**DATASET CONTENT:**

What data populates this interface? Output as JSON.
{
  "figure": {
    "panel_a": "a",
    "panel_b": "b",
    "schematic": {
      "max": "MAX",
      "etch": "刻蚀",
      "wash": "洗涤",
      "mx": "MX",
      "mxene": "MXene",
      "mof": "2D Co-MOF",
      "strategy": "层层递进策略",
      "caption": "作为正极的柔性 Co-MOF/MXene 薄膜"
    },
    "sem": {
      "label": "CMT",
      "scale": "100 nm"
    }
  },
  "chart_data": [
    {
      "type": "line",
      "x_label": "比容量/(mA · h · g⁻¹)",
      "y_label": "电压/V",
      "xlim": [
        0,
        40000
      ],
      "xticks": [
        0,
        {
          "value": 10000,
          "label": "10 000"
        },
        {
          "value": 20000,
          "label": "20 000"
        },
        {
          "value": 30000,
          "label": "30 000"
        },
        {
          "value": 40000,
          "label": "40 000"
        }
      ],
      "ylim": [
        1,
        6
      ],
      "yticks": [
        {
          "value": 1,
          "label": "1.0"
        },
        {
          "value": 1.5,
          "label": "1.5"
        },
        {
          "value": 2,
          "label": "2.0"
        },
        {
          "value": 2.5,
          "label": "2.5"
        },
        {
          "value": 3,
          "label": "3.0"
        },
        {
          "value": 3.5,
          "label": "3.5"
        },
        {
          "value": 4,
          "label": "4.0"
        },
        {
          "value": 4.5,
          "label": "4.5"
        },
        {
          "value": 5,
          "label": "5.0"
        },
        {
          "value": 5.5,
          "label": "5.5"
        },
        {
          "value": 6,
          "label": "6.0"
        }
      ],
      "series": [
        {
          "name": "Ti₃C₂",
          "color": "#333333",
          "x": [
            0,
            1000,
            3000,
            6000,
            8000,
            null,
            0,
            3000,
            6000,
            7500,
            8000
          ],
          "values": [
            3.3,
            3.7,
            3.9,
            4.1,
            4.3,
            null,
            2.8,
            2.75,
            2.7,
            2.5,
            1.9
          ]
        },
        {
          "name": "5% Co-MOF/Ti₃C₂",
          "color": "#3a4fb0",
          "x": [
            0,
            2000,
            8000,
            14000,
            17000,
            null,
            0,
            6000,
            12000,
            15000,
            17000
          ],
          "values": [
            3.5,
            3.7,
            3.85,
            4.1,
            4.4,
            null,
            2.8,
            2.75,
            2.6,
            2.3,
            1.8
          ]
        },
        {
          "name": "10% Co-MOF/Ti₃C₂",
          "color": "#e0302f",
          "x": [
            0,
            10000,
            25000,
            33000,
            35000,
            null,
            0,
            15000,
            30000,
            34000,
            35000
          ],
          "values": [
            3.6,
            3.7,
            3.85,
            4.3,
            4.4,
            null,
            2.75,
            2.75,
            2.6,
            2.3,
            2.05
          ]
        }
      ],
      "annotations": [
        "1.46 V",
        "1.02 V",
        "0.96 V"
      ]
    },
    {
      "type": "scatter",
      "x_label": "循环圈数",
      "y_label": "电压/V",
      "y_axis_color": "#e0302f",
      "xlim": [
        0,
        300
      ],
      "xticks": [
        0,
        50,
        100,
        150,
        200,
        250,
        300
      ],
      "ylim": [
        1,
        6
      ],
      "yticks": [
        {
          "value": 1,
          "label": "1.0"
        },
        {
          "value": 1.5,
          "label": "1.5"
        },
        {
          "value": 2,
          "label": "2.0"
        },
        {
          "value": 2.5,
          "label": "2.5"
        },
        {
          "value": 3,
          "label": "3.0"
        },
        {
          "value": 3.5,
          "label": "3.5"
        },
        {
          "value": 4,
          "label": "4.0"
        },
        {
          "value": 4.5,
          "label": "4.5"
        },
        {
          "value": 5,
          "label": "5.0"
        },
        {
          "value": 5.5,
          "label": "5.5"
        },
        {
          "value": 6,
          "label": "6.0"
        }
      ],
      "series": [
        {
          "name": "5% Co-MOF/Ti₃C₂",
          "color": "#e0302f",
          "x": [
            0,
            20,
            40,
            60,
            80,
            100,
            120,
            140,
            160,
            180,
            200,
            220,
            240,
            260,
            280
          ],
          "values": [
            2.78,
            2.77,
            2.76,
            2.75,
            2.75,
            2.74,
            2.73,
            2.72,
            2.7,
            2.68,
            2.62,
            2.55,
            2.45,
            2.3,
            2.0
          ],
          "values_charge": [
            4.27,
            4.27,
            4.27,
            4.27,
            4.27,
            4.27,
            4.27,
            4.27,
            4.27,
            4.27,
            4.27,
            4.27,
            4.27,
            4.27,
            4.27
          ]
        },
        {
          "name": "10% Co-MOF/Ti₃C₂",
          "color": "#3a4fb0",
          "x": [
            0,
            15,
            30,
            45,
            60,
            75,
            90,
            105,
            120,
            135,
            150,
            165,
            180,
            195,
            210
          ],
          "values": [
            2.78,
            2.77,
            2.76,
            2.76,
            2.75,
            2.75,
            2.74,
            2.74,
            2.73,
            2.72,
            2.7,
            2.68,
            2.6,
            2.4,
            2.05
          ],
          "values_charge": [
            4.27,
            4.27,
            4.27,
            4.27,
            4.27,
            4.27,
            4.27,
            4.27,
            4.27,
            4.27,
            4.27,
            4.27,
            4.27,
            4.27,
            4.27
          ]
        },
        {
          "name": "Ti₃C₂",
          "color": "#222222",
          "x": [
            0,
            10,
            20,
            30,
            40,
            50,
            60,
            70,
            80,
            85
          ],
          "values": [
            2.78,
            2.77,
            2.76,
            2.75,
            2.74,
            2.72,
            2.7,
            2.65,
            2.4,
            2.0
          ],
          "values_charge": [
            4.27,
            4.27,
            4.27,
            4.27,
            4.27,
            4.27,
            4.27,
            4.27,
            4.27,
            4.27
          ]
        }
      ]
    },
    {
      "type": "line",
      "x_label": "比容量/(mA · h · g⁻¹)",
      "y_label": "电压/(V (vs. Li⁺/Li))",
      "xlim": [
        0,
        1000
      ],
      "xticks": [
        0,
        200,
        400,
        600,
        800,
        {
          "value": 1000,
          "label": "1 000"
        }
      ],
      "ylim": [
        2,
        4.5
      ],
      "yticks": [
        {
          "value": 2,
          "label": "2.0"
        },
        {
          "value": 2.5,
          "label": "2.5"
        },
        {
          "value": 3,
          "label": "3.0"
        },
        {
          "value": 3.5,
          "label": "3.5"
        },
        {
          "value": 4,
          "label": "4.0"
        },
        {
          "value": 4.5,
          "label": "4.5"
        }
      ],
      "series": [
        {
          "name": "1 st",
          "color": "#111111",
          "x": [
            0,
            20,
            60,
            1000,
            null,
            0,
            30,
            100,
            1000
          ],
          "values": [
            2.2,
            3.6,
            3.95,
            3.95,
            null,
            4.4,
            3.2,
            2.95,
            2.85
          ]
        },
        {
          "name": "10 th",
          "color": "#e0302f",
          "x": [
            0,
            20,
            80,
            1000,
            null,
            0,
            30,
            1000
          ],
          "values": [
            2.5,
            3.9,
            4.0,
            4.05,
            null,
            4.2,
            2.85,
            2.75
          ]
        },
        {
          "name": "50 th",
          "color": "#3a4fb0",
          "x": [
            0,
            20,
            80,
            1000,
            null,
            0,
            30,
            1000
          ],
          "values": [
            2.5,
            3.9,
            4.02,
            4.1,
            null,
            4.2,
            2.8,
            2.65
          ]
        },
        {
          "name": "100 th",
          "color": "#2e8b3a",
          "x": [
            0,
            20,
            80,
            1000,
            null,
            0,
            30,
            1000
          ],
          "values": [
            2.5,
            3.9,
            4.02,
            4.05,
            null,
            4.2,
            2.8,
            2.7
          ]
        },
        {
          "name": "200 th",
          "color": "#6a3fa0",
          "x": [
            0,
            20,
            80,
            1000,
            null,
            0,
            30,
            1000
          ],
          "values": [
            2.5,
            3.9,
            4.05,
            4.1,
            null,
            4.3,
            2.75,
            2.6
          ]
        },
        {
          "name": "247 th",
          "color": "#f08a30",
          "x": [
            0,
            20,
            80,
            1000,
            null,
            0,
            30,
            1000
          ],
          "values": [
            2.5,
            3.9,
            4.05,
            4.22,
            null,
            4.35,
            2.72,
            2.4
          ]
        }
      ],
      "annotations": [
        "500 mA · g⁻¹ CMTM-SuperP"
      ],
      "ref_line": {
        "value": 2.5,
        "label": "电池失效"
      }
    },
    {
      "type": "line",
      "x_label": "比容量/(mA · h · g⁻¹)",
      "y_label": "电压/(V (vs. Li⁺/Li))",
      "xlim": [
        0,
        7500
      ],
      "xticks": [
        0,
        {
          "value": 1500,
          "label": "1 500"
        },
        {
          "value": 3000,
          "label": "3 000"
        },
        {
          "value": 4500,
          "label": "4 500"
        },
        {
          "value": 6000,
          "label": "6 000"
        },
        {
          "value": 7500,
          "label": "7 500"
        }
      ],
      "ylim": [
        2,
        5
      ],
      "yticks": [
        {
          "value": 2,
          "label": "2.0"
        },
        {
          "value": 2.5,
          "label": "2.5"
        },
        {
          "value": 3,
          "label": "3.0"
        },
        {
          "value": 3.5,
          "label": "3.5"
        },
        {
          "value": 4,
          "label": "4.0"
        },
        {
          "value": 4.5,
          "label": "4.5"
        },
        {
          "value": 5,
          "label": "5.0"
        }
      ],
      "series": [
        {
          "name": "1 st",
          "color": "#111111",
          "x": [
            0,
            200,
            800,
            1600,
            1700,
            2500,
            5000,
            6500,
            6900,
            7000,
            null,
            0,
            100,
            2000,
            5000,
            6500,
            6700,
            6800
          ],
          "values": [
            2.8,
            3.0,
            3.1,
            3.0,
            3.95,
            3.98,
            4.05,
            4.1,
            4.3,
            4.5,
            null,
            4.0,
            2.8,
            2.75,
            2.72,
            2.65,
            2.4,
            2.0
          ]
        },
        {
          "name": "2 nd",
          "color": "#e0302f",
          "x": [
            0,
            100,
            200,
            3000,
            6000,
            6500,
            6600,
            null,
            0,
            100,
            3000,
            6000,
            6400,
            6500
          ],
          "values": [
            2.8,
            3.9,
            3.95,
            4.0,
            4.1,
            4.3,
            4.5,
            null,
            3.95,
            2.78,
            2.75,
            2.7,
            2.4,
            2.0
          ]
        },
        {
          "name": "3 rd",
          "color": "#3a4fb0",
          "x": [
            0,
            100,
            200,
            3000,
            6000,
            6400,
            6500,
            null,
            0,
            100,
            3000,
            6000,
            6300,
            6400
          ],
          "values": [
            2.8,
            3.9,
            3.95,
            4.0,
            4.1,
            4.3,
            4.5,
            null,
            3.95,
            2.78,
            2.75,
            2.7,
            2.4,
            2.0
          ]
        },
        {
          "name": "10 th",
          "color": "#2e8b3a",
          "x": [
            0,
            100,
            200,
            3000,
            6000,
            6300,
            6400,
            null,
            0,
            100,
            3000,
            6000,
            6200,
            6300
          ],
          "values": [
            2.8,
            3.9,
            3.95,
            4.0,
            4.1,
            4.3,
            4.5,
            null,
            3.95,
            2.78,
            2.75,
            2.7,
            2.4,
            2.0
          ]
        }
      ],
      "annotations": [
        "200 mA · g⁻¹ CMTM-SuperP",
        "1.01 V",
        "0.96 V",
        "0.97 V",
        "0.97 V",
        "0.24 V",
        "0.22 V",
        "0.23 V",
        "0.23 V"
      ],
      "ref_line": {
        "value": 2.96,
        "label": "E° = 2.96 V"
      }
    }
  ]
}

**GIVEN PROBLEM:** From the data above, pick out each line containing "MXene" and copy it.

**WRITTEN RESPONSE:**
      "mxene": "MXene",
      "caption": "作为正极的柔性 Co-MOF/MXene 薄膜"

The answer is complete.